> _PROBLEM TO SOLVE_
Every line below should be copied out exactly.

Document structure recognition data

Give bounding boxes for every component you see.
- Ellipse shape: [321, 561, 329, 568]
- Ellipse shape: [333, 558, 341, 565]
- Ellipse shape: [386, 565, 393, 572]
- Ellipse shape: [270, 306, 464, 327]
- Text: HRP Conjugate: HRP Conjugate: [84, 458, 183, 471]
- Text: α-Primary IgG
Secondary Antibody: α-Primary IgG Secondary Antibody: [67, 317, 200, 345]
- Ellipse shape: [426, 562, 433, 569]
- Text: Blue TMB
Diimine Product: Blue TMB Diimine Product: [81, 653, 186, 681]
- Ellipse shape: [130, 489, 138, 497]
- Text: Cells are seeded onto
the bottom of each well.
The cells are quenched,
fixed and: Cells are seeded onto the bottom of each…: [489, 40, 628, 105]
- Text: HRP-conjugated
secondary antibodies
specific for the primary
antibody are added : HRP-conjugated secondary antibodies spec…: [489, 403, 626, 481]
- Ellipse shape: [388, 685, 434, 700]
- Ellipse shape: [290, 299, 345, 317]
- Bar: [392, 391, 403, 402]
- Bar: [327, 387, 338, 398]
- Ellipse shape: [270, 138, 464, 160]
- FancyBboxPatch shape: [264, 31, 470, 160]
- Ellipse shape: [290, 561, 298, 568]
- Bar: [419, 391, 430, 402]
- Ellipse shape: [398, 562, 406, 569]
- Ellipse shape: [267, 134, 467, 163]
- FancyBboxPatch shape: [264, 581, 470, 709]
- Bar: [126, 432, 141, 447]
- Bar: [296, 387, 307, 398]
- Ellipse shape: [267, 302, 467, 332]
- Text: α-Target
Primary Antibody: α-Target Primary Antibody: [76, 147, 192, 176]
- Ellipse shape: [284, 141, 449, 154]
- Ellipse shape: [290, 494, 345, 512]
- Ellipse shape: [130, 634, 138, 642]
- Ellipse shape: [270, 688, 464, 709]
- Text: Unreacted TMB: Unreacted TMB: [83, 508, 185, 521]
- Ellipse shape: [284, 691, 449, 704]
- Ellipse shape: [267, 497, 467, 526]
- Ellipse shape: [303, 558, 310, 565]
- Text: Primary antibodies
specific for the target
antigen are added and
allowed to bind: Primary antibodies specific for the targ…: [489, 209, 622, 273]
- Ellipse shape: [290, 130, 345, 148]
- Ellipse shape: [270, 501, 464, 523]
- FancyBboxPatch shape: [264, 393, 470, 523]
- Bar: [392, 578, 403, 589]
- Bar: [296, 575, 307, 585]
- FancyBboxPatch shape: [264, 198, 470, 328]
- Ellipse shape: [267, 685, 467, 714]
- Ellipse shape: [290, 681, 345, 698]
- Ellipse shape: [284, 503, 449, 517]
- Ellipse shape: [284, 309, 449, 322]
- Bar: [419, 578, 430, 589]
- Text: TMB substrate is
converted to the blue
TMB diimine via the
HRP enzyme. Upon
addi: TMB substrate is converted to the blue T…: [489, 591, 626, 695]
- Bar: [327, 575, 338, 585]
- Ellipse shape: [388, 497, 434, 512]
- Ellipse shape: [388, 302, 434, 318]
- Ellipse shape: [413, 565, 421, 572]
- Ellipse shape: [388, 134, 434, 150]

> _WORKED SOLUTION_
Give bounding boxes for every component you see.
- Ellipse shape: [321, 561, 329, 568]
- Ellipse shape: [333, 558, 341, 565]
- Ellipse shape: [386, 565, 393, 572]
- Ellipse shape: [270, 306, 464, 327]
- Text: HRP Conjugate: HRP Conjugate: [84, 458, 183, 471]
- Text: α-Primary IgG
Secondary Antibody: α-Primary IgG Secondary Antibody: [67, 317, 200, 345]
- Ellipse shape: [426, 562, 433, 569]
- Text: Blue TMB
Diimine Product: Blue TMB Diimine Product: [81, 653, 186, 681]
- Ellipse shape: [130, 489, 138, 497]
- Text: Cells are seeded onto
the bottom of each well.
The cells are quenched,
fixed and: Cells are seeded onto the bottom of each…: [489, 40, 628, 105]
- Text: HRP-conjugated
secondary antibodies
specific for the primary
antibody are added : HRP-conjugated secondary antibodies spec…: [489, 403, 626, 481]
- Ellipse shape: [388, 685, 434, 700]
- Ellipse shape: [290, 299, 345, 317]
- Bar: [392, 391, 403, 402]
- Bar: [327, 387, 338, 398]
- Ellipse shape: [270, 138, 464, 160]
- FancyBboxPatch shape: [264, 31, 470, 160]
- Ellipse shape: [290, 561, 298, 568]
- Bar: [419, 391, 430, 402]
- Ellipse shape: [398, 562, 406, 569]
- Ellipse shape: [267, 134, 467, 163]
- FancyBboxPatch shape: [264, 581, 470, 709]
- Bar: [126, 432, 141, 447]
- Bar: [296, 387, 307, 398]
- Ellipse shape: [267, 302, 467, 332]
- Text: α-Target
Primary Antibody: α-Target Primary Antibody: [76, 147, 192, 176]
- Ellipse shape: [284, 141, 449, 154]
- Ellipse shape: [290, 494, 345, 512]
- Ellipse shape: [130, 634, 138, 642]
- Ellipse shape: [270, 688, 464, 709]
- Text: Unreacted TMB: Unreacted TMB: [83, 508, 185, 521]
- Ellipse shape: [284, 691, 449, 704]
- Ellipse shape: [267, 497, 467, 526]
- Ellipse shape: [303, 558, 310, 565]
- Text: Primary antibodies
specific for the target
antigen are added and
allowed to bind: Primary antibodies specific for the targ…: [489, 209, 622, 273]
- Ellipse shape: [290, 130, 345, 148]
- Ellipse shape: [270, 501, 464, 523]
- FancyBboxPatch shape: [264, 393, 470, 523]
- Bar: [392, 578, 403, 589]
- Bar: [296, 575, 307, 585]
- FancyBboxPatch shape: [264, 198, 470, 328]
- Ellipse shape: [267, 685, 467, 714]
- Ellipse shape: [290, 681, 345, 698]
- Ellipse shape: [284, 503, 449, 517]
- Ellipse shape: [284, 309, 449, 322]
- Bar: [419, 578, 430, 589]
- Text: TMB substrate is
converted to the blue
TMB diimine via the
HRP enzyme. Upon
addi: TMB substrate is converted to the blue T…: [489, 591, 626, 695]
- Bar: [327, 575, 338, 585]
- Ellipse shape: [388, 497, 434, 512]
- Ellipse shape: [388, 302, 434, 318]
- Ellipse shape: [413, 565, 421, 572]
- Ellipse shape: [388, 134, 434, 150]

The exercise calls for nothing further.